▶ **Task directions**: Go through the entries below and copy each line containing the word "Birgit".

▶ **Items**:
(begin)

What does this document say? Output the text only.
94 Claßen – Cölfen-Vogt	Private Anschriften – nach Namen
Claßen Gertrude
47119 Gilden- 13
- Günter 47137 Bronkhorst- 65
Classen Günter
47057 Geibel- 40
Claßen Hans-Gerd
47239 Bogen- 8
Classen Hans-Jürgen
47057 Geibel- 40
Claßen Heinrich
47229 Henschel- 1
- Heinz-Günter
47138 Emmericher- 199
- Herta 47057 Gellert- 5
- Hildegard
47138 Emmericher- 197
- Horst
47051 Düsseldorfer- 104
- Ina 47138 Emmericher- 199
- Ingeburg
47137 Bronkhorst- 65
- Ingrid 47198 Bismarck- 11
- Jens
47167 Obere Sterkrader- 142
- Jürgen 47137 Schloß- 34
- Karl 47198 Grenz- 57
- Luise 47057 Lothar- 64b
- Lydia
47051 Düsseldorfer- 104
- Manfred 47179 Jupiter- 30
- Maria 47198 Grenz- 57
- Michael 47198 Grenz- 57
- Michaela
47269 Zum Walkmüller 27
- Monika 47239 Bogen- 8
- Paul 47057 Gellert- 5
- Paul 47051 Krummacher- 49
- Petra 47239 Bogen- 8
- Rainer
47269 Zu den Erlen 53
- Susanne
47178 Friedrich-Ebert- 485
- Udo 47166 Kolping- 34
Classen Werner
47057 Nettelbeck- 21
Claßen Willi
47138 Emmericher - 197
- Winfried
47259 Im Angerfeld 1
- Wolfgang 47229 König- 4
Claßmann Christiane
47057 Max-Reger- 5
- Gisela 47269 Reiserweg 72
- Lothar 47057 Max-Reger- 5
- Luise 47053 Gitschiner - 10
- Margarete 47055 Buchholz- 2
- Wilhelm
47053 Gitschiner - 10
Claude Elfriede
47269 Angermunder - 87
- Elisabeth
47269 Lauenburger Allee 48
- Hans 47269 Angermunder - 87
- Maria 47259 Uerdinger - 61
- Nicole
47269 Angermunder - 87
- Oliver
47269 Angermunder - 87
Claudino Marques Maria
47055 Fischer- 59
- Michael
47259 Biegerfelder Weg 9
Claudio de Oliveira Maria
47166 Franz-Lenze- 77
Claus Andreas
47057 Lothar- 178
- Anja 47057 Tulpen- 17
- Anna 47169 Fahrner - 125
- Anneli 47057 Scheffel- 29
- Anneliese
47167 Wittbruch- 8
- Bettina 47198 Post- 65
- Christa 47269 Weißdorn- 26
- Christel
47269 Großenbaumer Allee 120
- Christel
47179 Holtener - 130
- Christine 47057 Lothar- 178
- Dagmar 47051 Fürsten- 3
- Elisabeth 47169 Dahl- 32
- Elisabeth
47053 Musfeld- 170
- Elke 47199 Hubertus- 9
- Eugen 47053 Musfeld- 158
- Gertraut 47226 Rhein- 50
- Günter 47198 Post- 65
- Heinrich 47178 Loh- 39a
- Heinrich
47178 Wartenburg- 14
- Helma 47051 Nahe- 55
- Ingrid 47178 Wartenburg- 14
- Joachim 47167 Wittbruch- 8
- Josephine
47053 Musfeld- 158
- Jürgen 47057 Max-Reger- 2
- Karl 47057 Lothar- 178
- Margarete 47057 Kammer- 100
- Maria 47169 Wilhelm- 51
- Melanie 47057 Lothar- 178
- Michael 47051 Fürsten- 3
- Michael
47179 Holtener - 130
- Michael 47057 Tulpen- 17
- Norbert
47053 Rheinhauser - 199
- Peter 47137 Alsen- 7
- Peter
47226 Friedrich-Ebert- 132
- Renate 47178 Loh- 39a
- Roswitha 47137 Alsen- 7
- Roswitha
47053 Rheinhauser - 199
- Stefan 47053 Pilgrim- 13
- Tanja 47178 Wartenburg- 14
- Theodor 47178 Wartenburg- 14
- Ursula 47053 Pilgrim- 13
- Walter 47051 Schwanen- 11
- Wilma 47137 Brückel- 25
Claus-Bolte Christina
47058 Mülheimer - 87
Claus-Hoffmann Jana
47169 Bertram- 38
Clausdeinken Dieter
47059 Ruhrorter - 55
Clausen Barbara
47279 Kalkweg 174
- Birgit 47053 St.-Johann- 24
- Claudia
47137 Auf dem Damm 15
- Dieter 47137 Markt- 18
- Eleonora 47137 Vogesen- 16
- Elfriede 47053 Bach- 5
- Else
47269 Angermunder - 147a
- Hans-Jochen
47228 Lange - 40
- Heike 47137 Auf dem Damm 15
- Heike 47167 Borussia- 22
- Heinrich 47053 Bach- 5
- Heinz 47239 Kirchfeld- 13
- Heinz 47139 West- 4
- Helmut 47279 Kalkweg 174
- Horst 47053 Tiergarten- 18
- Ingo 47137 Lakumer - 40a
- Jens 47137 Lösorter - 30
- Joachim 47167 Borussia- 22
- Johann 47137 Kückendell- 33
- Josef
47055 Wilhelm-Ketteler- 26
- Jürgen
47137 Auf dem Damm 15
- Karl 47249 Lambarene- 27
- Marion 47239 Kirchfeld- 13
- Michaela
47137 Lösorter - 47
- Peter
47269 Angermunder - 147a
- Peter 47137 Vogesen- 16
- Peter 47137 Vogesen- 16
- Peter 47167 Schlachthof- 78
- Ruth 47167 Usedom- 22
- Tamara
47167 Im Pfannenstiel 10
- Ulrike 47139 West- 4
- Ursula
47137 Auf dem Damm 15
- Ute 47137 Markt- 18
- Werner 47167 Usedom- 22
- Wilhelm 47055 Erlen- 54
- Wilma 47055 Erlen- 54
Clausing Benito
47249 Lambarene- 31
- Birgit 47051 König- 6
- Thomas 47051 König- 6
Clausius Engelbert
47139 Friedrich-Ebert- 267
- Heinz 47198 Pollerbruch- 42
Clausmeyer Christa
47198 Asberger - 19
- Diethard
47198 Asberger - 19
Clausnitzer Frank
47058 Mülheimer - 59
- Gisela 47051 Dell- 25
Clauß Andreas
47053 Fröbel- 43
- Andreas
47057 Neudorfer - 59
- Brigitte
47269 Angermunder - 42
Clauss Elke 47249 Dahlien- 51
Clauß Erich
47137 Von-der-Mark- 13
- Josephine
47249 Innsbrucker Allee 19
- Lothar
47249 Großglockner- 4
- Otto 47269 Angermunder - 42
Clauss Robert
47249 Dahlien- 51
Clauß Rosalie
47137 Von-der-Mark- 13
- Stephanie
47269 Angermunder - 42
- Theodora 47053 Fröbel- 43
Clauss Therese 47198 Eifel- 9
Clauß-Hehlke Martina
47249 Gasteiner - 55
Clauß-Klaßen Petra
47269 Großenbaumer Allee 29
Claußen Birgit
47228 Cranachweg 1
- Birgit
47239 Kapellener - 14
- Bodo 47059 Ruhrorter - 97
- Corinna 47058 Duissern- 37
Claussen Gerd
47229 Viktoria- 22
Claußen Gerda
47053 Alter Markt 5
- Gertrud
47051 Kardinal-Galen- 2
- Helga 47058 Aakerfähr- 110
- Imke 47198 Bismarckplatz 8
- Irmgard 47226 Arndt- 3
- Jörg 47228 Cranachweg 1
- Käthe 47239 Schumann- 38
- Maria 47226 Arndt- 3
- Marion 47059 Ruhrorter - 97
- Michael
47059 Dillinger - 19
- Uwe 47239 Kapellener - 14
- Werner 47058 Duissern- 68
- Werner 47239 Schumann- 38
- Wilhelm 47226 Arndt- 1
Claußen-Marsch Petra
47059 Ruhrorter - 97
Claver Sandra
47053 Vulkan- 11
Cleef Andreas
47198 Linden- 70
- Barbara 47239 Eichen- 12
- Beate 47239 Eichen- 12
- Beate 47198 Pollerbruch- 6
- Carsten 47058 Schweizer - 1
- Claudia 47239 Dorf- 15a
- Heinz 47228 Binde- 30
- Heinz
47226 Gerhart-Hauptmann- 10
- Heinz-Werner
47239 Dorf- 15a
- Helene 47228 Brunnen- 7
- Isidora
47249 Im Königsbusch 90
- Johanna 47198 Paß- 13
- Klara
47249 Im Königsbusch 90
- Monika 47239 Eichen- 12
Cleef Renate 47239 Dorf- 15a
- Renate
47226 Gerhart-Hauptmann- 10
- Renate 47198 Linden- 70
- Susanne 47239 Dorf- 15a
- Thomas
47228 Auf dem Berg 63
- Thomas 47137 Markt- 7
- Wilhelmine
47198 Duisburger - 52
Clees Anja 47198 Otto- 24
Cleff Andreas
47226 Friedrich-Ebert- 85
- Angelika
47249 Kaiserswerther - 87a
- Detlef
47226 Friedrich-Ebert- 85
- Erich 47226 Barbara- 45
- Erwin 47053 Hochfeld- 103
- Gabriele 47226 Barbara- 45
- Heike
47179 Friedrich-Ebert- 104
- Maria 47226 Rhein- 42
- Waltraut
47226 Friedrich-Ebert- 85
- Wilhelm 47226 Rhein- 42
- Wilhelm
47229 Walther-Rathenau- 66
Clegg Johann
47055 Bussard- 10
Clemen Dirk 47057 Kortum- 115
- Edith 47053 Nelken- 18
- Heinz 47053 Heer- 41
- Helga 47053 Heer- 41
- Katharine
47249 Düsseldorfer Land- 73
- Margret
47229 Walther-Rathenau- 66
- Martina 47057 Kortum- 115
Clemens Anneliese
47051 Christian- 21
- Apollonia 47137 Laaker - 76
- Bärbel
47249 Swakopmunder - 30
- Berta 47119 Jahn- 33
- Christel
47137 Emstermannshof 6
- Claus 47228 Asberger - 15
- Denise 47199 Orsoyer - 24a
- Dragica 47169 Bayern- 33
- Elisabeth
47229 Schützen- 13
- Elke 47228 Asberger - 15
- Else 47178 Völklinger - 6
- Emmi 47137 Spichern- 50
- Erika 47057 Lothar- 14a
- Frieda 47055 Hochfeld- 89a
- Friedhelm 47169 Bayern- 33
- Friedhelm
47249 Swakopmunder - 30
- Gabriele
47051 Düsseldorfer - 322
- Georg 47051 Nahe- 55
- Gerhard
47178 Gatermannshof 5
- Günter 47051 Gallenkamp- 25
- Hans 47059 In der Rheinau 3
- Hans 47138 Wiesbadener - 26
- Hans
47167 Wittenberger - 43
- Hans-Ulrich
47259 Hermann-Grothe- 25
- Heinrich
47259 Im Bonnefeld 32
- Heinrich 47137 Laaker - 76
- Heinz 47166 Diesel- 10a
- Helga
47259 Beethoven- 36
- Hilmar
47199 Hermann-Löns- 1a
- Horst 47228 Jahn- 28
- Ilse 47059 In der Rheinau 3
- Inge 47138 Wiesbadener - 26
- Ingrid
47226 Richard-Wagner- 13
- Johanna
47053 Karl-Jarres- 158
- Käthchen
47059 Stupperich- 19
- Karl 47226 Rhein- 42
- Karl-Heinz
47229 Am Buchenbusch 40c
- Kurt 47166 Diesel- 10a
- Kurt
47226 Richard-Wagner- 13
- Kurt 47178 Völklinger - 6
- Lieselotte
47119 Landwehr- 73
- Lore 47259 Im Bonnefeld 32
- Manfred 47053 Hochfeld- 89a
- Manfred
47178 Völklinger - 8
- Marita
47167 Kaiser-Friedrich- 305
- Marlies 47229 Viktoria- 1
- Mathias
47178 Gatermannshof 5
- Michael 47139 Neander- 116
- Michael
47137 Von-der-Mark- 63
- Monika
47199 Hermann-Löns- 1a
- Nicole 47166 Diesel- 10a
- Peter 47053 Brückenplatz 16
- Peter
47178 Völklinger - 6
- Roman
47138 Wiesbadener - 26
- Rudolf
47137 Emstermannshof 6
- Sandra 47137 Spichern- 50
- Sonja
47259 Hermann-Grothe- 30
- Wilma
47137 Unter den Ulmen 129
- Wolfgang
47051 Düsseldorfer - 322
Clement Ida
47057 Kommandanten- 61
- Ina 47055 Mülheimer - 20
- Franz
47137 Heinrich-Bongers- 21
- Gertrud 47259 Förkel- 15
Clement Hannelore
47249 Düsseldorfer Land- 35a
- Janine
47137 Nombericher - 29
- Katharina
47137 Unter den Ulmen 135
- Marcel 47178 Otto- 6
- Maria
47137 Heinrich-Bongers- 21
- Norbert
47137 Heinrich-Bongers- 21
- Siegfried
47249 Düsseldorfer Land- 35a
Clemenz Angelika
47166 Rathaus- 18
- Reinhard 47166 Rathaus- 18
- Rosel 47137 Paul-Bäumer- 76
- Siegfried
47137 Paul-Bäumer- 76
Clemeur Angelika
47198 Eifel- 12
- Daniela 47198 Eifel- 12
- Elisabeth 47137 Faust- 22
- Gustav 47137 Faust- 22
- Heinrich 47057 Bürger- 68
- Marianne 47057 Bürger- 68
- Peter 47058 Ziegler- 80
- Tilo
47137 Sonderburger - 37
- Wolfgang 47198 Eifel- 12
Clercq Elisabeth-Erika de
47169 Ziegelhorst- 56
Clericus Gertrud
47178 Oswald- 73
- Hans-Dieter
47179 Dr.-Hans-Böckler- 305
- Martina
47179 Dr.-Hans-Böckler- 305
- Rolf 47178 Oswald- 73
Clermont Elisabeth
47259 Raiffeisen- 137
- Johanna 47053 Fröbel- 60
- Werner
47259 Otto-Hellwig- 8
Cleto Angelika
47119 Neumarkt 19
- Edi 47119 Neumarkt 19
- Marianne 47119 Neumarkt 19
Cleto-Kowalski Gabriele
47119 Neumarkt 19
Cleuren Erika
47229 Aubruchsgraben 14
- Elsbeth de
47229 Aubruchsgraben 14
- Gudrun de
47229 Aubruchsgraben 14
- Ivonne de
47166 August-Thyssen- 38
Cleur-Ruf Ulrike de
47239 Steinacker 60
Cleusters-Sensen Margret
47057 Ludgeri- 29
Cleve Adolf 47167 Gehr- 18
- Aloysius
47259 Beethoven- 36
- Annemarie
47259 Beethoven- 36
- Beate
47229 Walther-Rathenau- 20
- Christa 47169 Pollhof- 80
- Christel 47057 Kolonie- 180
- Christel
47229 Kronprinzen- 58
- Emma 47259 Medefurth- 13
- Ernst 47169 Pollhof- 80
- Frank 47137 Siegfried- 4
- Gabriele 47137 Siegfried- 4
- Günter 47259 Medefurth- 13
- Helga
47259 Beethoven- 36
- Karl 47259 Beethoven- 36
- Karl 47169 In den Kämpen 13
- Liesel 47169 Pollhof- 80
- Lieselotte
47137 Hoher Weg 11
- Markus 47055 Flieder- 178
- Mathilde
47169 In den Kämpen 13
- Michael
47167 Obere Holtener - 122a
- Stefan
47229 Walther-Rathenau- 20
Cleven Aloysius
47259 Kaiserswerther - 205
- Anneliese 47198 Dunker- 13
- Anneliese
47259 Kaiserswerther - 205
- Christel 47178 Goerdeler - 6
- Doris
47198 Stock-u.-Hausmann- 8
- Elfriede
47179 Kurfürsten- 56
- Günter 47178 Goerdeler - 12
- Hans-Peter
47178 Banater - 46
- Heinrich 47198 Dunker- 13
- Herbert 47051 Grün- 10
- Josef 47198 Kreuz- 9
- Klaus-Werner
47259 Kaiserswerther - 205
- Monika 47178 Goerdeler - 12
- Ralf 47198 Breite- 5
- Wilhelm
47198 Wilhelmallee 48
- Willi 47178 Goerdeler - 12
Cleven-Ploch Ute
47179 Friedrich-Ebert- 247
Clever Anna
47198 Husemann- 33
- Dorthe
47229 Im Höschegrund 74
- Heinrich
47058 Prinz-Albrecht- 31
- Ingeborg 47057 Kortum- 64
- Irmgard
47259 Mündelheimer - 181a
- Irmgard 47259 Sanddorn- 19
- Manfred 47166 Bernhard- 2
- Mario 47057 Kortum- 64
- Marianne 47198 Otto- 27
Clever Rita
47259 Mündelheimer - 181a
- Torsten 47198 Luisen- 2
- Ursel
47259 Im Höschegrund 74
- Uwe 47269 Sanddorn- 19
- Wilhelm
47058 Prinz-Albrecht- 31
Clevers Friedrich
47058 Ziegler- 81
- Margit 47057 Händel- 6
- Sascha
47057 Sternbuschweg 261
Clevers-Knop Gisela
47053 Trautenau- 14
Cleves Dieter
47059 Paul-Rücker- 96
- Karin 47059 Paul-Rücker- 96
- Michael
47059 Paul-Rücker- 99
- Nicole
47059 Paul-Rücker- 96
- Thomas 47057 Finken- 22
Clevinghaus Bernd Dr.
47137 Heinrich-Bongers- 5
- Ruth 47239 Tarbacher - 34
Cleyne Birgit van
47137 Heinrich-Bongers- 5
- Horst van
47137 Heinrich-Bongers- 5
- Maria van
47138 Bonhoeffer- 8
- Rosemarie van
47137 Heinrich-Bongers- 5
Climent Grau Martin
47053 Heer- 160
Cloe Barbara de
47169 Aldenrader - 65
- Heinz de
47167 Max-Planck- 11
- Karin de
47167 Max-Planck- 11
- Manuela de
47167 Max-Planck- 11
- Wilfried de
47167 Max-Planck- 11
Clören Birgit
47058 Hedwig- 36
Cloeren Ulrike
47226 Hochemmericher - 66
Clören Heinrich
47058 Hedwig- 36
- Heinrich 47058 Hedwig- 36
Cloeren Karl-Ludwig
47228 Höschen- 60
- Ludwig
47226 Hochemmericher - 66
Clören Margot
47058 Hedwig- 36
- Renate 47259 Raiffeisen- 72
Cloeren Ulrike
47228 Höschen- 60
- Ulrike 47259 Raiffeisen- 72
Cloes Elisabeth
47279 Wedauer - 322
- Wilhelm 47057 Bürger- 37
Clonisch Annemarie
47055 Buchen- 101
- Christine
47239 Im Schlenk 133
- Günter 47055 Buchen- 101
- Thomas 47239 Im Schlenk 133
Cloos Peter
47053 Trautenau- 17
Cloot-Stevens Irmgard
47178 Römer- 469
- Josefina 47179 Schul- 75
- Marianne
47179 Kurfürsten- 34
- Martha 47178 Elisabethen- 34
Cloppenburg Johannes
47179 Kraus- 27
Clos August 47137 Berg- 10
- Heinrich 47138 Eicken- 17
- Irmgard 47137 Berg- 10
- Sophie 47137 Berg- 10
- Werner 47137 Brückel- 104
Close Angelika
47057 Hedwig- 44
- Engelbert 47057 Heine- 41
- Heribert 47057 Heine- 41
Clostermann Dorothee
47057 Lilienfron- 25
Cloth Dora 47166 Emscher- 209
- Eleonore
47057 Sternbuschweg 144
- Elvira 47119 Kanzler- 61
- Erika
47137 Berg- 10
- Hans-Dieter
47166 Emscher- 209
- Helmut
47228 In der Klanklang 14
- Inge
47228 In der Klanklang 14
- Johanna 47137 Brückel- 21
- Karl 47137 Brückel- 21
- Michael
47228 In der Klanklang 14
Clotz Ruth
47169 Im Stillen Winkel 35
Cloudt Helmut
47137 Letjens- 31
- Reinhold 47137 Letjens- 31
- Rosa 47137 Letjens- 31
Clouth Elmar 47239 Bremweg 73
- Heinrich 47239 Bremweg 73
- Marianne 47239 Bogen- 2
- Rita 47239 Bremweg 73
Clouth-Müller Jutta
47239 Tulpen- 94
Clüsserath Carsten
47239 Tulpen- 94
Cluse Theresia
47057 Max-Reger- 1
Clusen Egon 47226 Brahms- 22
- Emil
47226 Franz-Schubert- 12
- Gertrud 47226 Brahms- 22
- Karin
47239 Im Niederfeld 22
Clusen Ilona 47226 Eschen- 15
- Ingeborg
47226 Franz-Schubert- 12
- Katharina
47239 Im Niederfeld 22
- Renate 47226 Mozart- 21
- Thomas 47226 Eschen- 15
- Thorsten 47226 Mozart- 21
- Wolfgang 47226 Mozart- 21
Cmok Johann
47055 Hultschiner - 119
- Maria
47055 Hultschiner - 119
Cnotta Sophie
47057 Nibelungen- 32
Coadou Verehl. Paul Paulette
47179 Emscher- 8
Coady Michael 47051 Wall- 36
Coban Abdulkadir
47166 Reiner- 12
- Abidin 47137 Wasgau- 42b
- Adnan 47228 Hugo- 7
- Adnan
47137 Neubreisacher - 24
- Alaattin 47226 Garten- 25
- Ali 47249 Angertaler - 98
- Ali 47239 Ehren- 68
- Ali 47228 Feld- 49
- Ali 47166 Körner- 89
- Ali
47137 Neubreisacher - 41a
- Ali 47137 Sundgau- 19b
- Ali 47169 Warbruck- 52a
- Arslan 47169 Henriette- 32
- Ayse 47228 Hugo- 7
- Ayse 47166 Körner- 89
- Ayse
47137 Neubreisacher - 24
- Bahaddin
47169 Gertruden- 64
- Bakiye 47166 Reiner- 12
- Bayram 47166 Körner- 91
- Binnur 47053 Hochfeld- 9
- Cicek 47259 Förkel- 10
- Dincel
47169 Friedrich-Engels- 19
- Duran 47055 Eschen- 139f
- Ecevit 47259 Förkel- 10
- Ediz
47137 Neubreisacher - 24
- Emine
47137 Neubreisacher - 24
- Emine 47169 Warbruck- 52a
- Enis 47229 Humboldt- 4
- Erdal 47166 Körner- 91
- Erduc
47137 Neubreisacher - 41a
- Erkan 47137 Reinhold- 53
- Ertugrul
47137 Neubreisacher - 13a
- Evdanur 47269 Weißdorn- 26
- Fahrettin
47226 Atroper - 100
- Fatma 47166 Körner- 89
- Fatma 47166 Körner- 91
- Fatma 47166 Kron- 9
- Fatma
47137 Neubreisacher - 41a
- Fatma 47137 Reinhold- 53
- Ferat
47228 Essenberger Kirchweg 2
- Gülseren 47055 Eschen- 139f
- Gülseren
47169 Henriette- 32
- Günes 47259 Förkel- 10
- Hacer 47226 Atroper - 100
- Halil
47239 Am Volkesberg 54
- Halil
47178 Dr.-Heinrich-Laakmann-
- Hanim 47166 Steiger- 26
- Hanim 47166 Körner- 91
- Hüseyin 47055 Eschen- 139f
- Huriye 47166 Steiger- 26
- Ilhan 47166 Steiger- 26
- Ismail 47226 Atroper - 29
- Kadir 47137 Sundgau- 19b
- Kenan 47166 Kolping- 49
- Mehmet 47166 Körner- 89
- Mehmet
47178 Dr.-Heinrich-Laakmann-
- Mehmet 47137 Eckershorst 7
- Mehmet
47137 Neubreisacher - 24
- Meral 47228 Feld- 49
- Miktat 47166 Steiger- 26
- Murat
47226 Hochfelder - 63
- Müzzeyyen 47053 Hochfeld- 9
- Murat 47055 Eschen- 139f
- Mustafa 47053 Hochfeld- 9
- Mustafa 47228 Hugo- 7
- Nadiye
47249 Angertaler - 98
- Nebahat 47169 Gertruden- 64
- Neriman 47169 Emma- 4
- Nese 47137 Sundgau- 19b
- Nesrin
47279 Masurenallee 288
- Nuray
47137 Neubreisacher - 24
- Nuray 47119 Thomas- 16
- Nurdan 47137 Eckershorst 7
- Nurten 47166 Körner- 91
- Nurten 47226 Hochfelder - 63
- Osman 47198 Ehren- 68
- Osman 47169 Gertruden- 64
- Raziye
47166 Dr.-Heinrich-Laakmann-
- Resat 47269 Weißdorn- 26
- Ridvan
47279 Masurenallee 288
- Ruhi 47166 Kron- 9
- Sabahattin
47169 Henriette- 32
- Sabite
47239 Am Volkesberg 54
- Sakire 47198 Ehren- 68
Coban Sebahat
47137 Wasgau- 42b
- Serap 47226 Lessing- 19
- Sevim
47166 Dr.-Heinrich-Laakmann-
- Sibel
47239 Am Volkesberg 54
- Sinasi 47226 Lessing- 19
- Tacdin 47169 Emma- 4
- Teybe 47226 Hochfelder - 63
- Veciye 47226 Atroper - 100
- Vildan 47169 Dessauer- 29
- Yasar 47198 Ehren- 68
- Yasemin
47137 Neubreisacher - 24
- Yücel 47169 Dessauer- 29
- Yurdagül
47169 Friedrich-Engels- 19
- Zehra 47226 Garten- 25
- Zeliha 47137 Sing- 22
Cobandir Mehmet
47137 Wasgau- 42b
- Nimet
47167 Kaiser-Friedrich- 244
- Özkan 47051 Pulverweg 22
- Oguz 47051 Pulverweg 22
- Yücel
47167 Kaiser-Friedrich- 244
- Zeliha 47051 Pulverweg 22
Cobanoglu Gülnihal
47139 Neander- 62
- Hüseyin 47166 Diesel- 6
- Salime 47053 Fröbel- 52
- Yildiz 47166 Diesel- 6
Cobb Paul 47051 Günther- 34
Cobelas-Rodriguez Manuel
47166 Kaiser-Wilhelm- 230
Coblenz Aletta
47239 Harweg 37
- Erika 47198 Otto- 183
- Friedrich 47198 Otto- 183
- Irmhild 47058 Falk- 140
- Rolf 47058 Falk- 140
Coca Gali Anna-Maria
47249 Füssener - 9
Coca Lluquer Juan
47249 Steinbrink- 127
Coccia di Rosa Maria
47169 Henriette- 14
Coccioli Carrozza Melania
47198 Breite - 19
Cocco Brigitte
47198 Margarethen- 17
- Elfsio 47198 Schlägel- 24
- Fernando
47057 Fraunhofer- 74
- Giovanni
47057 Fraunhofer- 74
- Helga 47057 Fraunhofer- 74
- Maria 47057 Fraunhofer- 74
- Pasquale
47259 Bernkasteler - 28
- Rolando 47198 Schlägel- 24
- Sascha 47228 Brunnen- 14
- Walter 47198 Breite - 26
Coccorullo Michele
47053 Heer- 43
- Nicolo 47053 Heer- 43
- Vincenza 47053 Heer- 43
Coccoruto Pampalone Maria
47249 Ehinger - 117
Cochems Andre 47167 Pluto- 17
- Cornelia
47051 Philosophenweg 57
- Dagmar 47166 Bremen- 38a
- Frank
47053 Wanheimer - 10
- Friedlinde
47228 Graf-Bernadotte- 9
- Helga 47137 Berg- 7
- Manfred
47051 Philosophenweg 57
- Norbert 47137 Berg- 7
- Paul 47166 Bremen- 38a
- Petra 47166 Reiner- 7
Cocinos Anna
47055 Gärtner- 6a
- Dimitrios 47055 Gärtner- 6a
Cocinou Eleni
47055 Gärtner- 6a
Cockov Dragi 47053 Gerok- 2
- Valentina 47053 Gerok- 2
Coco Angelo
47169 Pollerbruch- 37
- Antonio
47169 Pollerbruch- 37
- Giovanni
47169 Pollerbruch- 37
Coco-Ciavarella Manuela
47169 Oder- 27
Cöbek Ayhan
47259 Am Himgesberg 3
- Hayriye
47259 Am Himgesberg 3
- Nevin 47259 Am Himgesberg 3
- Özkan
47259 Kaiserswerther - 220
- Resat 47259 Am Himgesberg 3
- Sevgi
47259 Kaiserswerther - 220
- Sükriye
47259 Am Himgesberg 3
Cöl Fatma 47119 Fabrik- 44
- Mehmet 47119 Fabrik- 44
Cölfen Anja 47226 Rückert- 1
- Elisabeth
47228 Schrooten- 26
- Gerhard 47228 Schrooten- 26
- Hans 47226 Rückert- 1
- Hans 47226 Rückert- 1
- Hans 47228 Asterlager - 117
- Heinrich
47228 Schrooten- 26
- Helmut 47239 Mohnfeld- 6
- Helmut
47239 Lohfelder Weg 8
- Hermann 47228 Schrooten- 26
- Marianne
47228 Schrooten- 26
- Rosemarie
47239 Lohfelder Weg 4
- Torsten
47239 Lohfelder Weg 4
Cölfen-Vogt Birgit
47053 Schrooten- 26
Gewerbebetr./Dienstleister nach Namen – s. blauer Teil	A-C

(end)

▶ **Output for this exercise**:
- Birgit 47053 St.-Johann- 24
- Birgit 47051 König- 6
Claußen Birgit
- Birgit
Cleyne Birgit van
Clören Birgit
Cölfen-Vogt Birgit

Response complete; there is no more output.